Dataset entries
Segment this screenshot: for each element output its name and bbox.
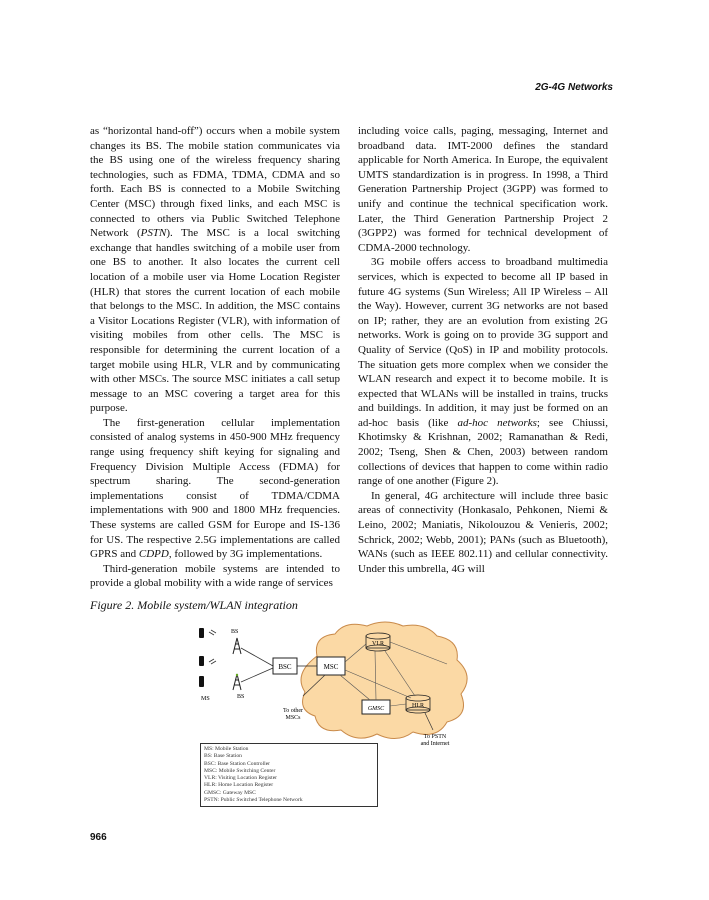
to-pstn-label-line-2: and Internet: [420, 741, 450, 747]
legend-entry: MSC: Mobile Switching Center: [204, 767, 276, 774]
radio-wave-icon: [209, 659, 216, 664]
legend-entry: MS: Mobile Station: [204, 746, 249, 752]
left-paragraph-2: The first-generation cellular implementation consisted of analog systems in 450-900 MHz frequency range using frequency shift keying for signaling and Frequency Division Multiple Access (FDMA) for spectrum sharing. The second-generation implementations consist of TDMA/CDMA implementations with 900 and 1800 MHz frequencies. These systems are called GSM for Europe and IS-136 for US. The respective 2.5G implementations are called GPRS and CDPD, followed by 3G implementations.: [90, 416, 340, 561]
pstn-emphasis: PSTN: [140, 227, 167, 240]
to-pstn-label-line-1: To PSTN: [423, 734, 447, 740]
legend-entry: BS: Base Station: [204, 753, 242, 760]
mobile-phone-icon: [199, 628, 204, 638]
base-station-tower-icon: [233, 638, 241, 654]
bs-bsc-link: [241, 668, 273, 682]
msc-label: MSC: [323, 663, 339, 671]
network-figure: [185, 618, 475, 813]
right-paragraph-1: including voice calls, paging, messaging, Internet and broadband data. IMT-2000 defines the standard applicable for North America. In Europe, the equivalent UMTS standardization is in progress. In 1998, a Third Generation Partnership Project (3GPP) was formed to unify and continue the technical specification work. Later, the Third Generation Partnership Project 2 (3GPP2) was formed for technical development of CDMA-2000 technology.: [358, 125, 608, 254]
gmsc-label: GMSC: [367, 706, 385, 712]
ms-label: MS: [201, 696, 210, 702]
page-number: 966: [90, 832, 107, 843]
bs-top-label: BS: [231, 629, 239, 635]
legend-entry: HLR: Home Location Register: [204, 782, 274, 789]
bsc-label: BSC: [278, 663, 292, 671]
vlr-label: VLR: [372, 641, 384, 647]
right-paragraph-3: In general, 4G architecture will include three basic areas of connectivity (Honkasalo, Pehkonen, Niemi & Leino, 2002; Maniatis, Nikolouzou & Venieris, 2002; Schrick, 2002; Webb, 2001); PANs (such as Bluetooth), WANs (such as IEEE 802.11) and cellular connectivity. Under this umbrella, 4G will: [358, 489, 608, 575]
left-paragraph-3: Third-generation mobile systems are intended to provide a global mobility with a wide range of services: [90, 562, 340, 590]
bs-bsc-link: [241, 648, 273, 666]
bs-bottom-label: BS: [237, 694, 245, 700]
right-column: [358, 124, 608, 576]
left-column: [90, 124, 340, 591]
legend-entry: PSTN: Public Switched Telephone Network: [204, 797, 303, 804]
legend-entry: GMSC: Gateway MSC: [204, 789, 256, 796]
radio-wave-icon: [209, 630, 216, 635]
legend-entry: BSC: Base Station Controller: [204, 760, 271, 767]
to-other-mscs-label-line-2: MSCs: [285, 715, 301, 721]
mobile-phone-icon: [199, 676, 204, 687]
cdpd-emphasis: CDPD: [138, 548, 169, 561]
right-paragraph-2: 3G mobile offers access to broadband multimedia services, which is expected to become all IP based in future 4G systems (Sun Wireless; All IP Wireless – All the Way). However, current 3G networks are not based on IP; rather, they are an evolution from existing 2G networks. Work is going on to provide 3G support and Quality of Service (QoS) in IP and mobility protocols. The situation gets more complex when we consider the WLAN research and expect it to become mobile. It is expected that WLANs will be installed in trains, trucks and buildings. In addition, it may just be formed on an ad-hoc basis (like ad-hoc networks; see Chiussi, Khotimsky & Krishnan, 2002; Ramanathan & Redi, 2002; Tseng, Shen & Chen, 2003) between random collections of devices that happen to come within radio range of one another (Figure 2).: [358, 256, 608, 488]
figure-caption: Figure 2. Mobile system/WLAN integration: [90, 598, 298, 612]
hlr-label: HLR: [412, 703, 424, 709]
to-other-mscs-label-line-1: To other: [282, 708, 304, 714]
antenna-light-icon: [236, 674, 238, 676]
figure-legend: [200, 743, 378, 807]
base-station-tower-icon: [233, 674, 241, 690]
legend-entry: VLR: Visiting Location Register: [204, 775, 278, 782]
left-paragraph-1: as “horizontal hand-off”) occurs when a mobile system changes its BS. The mobile station communicates via the BS using one of the wireless frequency sharing technologies, such as FDMA, TDMA, CDMA and so forth. Each BS is connected to a Mobile Switching Center (MSC) through fixed links, and each MSC is connected to others via Public Switched Telephone Network (PSTN). The MSC is a local switching exchange that handles switching of a mobile user from one BS to another. It also locates the current cell location of a mobile user via Home Location Register (HLR) that stores the current location of each mobile that belongs to the MSC. In addition, the MSC contains a Visitor Locations Register (VLR), with information of visiting mobiles from other cells. The MSC is responsible for determining the current location of a target mobile using HLR, VLR and by communicating with other MSCs. The source MSC initiates a call setup message to an MSC covering a target area for this purpose.: [90, 125, 340, 415]
ad-hoc-emphasis: ad-hoc networks: [457, 416, 537, 429]
running-header: 2G-4G Networks: [535, 82, 613, 93]
mobile-phone-icon: [199, 656, 204, 666]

What to do: For every line above with the word "label" in it, make a copy.

Solution to this exercise:
to-pstn-label-line-2: and Internet: [420, 741, 450, 747]
to-pstn-label-line-1: To PSTN: [423, 734, 447, 740]
msc-label: MSC: [323, 663, 339, 671]
gmsc-label: GMSC: [367, 706, 385, 712]
ms-label: MS: [201, 696, 210, 702]
bs-top-label: BS: [231, 629, 239, 635]
bsc-label: BSC: [278, 663, 292, 671]
vlr-label: VLR: [372, 641, 384, 647]
bs-bottom-label: BS: [237, 694, 245, 700]
to-other-mscs-label-line-2: MSCs: [285, 715, 301, 721]
hlr-label: HLR: [412, 703, 424, 709]
to-other-mscs-label-line-1: To other: [282, 708, 304, 714]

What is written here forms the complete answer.